- [GIVEN EXERCISE] Word for word, retype every entry in the listing.

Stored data
====
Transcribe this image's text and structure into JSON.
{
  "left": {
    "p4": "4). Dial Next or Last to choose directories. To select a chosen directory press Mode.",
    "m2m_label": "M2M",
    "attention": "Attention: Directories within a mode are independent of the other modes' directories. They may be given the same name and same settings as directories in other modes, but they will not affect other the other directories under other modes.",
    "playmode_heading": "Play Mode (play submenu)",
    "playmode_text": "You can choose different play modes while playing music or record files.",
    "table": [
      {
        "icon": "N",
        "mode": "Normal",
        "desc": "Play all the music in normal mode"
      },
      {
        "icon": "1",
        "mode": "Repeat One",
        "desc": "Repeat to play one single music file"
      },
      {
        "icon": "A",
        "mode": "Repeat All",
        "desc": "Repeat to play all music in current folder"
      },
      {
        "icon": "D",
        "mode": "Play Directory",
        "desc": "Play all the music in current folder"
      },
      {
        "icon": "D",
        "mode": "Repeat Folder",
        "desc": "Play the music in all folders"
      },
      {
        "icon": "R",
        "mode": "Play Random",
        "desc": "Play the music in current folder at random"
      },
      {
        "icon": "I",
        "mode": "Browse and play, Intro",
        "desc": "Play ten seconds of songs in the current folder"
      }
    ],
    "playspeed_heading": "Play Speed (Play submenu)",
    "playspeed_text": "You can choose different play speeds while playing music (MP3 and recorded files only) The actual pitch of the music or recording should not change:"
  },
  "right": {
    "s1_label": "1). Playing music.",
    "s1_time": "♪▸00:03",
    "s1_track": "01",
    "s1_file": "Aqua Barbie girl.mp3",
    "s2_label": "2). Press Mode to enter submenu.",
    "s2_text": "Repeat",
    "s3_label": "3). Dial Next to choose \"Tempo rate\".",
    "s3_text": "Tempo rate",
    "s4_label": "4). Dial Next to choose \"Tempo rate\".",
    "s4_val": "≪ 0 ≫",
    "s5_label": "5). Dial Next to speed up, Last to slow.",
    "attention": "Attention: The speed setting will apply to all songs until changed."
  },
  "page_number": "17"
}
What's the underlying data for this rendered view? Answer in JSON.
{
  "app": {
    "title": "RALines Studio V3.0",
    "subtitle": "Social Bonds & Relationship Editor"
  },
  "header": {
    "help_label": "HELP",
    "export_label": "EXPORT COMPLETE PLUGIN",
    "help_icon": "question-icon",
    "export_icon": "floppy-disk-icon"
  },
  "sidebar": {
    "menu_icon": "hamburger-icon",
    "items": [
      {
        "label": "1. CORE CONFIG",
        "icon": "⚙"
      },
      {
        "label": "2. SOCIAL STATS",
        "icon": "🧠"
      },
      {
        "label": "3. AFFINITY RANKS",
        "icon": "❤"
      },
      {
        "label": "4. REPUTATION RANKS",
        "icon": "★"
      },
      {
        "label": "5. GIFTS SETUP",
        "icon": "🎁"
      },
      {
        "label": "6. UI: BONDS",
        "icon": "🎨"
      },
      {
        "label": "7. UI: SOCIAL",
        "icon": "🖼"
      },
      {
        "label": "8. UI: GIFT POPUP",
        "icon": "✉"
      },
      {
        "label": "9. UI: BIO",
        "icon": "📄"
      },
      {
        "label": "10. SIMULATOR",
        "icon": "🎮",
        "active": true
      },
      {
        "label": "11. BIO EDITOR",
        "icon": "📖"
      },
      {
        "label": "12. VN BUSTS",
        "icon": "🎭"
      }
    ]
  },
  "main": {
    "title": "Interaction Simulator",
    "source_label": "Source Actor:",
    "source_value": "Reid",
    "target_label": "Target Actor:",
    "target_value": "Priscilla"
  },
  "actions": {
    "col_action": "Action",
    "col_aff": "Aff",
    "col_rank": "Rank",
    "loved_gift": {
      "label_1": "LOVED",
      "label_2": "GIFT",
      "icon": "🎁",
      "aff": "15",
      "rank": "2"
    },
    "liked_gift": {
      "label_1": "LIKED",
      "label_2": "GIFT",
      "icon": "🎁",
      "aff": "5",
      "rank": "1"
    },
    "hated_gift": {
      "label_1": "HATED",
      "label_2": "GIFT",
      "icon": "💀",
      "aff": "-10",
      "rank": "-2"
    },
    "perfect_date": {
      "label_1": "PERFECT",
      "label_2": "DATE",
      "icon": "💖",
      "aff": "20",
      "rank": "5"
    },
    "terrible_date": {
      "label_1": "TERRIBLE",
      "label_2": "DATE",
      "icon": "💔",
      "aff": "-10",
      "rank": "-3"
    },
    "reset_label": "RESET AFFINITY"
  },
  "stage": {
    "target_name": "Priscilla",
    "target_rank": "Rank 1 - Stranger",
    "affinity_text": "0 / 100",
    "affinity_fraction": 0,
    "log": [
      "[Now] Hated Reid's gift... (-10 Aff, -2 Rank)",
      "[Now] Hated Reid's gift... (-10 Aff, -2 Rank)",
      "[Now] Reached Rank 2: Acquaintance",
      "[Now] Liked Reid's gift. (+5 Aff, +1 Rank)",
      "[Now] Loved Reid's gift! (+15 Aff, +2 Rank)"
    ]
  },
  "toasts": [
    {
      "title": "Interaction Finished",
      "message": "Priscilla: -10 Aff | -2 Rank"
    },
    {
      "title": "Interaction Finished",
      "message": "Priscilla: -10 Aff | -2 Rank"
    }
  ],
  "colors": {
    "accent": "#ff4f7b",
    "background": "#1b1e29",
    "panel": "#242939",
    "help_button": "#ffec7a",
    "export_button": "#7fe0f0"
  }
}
====
- [WRITTEN RESPONSE]
Transcribe this image's text and structure into JSON.
{
  "left": {
    "p4": "4). Dial Next or Last to choose directories. To select a chosen directory press Mode.",
    "m2m_label": "M2M",
    "attention": "Attention: Directories within a mode are independent of the other modes' directories. They may be given the same name and same settings as directories in other modes, but they will not affect other the other directories under other modes.",
    "playmode_heading": "Play Mode (play submenu)",
    "playmode_text": "You can choose different play modes while playing music or record files.",
    "table": [
      {
        "icon": "N",
        "mode": "Normal",
        "desc": "Play all the music in normal mode"
      },
      {
        "icon": "1",
        "mode": "Repeat One",
        "desc": "Repeat to play one single music file"
      },
      {
        "icon": "A",
        "mode": "Repeat All",
        "desc": "Repeat to play all music in current folder"
      },
      {
        "icon": "D",
        "mode": "Play Directory",
        "desc": "Play all the music in current folder"
      },
      {
        "icon": "D",
        "mode": "Repeat Folder",
        "desc": "Play the music in all folders"
      },
      {
        "icon": "R",
        "mode": "Play Random",
        "desc": "Play the music in current folder at random"
      },
      {
        "icon": "I",
        "mode": "Browse and play, Intro",
        "desc": "Play ten seconds of songs in the current folder"
      }
    ],
    "playspeed_heading": "Play Speed (Play submenu)",
    "playspeed_text": "You can choose different play speeds while playing music (MP3 and recorded files only) The actual pitch of the music or recording should not change:"
  },
  "right": {
    "s1_label": "1). Playing music.",
    "s1_time": "♪▸00:03",
    "s1_track": "01",
    "s1_file": "Aqua Barbie girl.mp3",
    "s2_label": "2). Press Mode to enter submenu.",
    "s2_text": "Repeat",
    "s3_label": "3). Dial Next to choose \"Tempo rate\".",
    "s3_text": "Tempo rate",
    "s4_label": "4). Dial Next to choose \"Tempo rate\".",
    "s4_val": "≪ 0 ≫",
    "s5_label": "5). Dial Next to speed up, Last to slow.",
    "attention": "Attention: The speed setting will apply to all songs until changed."
  },
  "page_number": "17"
}
What's the underlying data for this rendered view? Answer in JSON.
{
  "app": {
    "title": "RALines Studio V3.0",
    "subtitle": "Social Bonds & Relationship Editor"
  },
  "header": {
    "help_label": "HELP",
    "export_label": "EXPORT COMPLETE PLUGIN",
    "help_icon": "question-icon",
    "export_icon": "floppy-disk-icon"
  },
  "sidebar": {
    "menu_icon": "hamburger-icon",
    "items": [
      {
        "label": "1. CORE CONFIG",
        "icon": "⚙"
      },
      {
        "label": "2. SOCIAL STATS",
        "icon": "🧠"
      },
      {
        "label": "3. AFFINITY RANKS",
        "icon": "❤"
      },
      {
        "label": "4. REPUTATION RANKS",
        "icon": "★"
      },
      {
        "label": "5. GIFTS SETUP",
        "icon": "🎁"
      },
      {
        "label": "6. UI: BONDS",
        "icon": "🎨"
      },
      {
        "label": "7. UI: SOCIAL",
        "icon": "🖼"
      },
      {
        "label": "8. UI: GIFT POPUP",
        "icon": "✉"
      },
      {
        "label": "9. UI: BIO",
        "icon": "📄"
      },
      {
        "label": "10. SIMULATOR",
        "icon": "🎮",
        "active": true
      },
      {
        "label": "11. BIO EDITOR",
        "icon": "📖"
      },
      {
        "label": "12. VN BUSTS",
        "icon": "🎭"
      }
    ]
  },
  "main": {
    "title": "Interaction Simulator",
    "source_label": "Source Actor:",
    "source_value": "Reid",
    "target_label": "Target Actor:",
    "target_value": "Priscilla"
  },
  "actions": {
    "col_action": "Action",
    "col_aff": "Aff",
    "col_rank": "Rank",
    "loved_gift": {
      "label_1": "LOVED",
      "label_2": "GIFT",
      "icon": "🎁",
      "aff": "15",
      "rank": "2"
    },
    "liked_gift": {
      "label_1": "LIKED",
      "label_2": "GIFT",
      "icon": "🎁",
      "aff": "5",
      "rank": "1"
    },
    "hated_gift": {
      "label_1": "HATED",
      "label_2": "GIFT",
      "icon": "💀",
      "aff": "-10",
      "rank": "-2"
    },
    "perfect_date": {
      "label_1": "PERFECT",
      "label_2": "DATE",
      "icon": "💖",
      "aff": "20",
      "rank": "5"
    },
    "terrible_date": {
      "label_1": "TERRIBLE",
      "label_2": "DATE",
      "icon": "💔",
      "aff": "-10",
      "rank": "-3"
    },
    "reset_label": "RESET AFFINITY"
  },
  "stage": {
    "target_name": "Priscilla",
    "target_rank": "Rank 1 - Stranger",
    "affinity_text": "0 / 100",
    "affinity_fraction": 0,
    "log": [
      "[Now] Hated Reid's gift... (-10 Aff, -2 Rank)",
      "[Now] Hated Reid's gift... (-10 Aff, -2 Rank)",
      "[Now] Reached Rank 2: Acquaintance",
      "[Now] Liked Reid's gift. (+5 Aff, +1 Rank)",
      "[Now] Loved Reid's gift! (+15 Aff, +2 Rank)"
    ]
  },
  "toasts": [
    {
      "title": "Interaction Finished",
      "message": "Priscilla: -10 Aff | -2 Rank"
    },
    {
      "title": "Interaction Finished",
      "message": "Priscilla: -10 Aff | -2 Rank"
    }
  ],
  "colors": {
    "accent": "#ff4f7b",
    "background": "#1b1e29",
    "panel": "#242939",
    "help_button": "#ffec7a",
    "export_button": "#7fe0f0"
  }
}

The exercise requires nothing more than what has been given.